- **Written exercise**
Please restate the following records word for word.

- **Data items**
■ ■ ■ ■
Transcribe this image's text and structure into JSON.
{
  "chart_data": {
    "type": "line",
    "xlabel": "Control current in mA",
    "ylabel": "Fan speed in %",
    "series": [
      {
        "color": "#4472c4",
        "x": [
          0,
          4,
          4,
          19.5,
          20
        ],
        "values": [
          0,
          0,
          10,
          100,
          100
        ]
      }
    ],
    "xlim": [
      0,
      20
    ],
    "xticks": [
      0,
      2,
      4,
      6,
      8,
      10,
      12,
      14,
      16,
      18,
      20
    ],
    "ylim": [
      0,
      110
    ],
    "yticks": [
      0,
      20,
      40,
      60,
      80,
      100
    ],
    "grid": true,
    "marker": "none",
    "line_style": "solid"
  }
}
■ ■ ■ ■
- **Problem solution**
Transcribe this image's text and structure into JSON.
{
  "chart_data": {
    "type": "line",
    "xlabel": "Control current in mA",
    "ylabel": "Fan speed in %",
    "series": [
      {
        "color": "#4472c4",
        "x": [
          0,
          4,
          4,
          19.5,
          20
        ],
        "values": [
          0,
          0,
          10,
          100,
          100
        ]
      }
    ],
    "xlim": [
      0,
      20
    ],
    "xticks": [
      0,
      2,
      4,
      6,
      8,
      10,
      12,
      14,
      16,
      18,
      20
    ],
    "ylim": [
      0,
      110
    ],
    "yticks": [
      0,
      20,
      40,
      60,
      80,
      100
    ],
    "grid": true,
    "marker": "none",
    "line_style": "solid"
  }
}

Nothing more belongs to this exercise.